## begin Records shown

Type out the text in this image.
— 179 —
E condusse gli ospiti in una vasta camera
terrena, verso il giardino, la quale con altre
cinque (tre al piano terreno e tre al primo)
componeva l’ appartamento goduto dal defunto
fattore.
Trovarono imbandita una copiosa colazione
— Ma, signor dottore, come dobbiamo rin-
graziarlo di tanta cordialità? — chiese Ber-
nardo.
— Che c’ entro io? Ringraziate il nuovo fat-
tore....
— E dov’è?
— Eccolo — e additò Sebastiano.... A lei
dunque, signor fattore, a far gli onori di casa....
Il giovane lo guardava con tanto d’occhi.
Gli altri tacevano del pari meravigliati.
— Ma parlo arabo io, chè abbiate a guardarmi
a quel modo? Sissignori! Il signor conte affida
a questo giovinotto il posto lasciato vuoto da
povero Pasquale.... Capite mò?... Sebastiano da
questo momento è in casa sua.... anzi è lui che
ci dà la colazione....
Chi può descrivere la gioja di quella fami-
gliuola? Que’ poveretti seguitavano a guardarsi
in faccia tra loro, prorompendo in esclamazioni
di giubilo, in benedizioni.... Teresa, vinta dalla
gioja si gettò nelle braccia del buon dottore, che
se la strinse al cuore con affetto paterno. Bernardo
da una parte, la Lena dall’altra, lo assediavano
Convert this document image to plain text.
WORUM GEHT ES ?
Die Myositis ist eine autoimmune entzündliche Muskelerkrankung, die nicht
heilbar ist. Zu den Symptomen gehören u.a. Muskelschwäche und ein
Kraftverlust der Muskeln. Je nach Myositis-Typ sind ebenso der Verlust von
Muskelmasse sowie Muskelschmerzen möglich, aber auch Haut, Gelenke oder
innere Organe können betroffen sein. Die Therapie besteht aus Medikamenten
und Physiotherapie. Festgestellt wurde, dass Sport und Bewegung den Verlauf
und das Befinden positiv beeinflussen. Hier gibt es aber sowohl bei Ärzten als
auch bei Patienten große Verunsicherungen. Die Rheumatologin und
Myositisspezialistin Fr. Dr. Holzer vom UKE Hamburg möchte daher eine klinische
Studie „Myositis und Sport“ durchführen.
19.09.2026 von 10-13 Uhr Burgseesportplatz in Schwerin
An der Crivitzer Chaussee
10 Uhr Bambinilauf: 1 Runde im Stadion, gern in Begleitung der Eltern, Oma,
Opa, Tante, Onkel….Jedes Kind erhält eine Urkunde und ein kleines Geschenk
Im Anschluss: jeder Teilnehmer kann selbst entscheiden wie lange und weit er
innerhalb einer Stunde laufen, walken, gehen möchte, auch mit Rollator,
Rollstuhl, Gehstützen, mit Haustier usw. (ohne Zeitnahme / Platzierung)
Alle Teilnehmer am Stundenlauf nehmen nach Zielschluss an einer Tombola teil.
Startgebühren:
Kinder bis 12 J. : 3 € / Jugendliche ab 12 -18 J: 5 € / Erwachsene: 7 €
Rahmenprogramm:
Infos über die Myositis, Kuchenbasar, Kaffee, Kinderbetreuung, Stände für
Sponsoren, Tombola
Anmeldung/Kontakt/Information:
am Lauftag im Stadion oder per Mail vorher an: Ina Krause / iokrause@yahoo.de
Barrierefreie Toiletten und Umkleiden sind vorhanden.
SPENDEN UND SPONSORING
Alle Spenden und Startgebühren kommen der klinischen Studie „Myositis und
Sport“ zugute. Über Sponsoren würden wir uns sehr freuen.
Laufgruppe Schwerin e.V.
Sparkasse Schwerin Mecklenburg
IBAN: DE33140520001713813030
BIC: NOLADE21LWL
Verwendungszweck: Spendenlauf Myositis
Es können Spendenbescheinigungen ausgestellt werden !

## end Records shown

### [Goal of the exercise]
Filter the records for lines holding the string "Alle". Copy each one.

### [Written response]
Alle Teilnehmer am Stundenlauf nehmen nach Zielschluss an einer Tombola teil.
Alle Spenden und Startgebühren kommen der klinischen Studie „Myositis und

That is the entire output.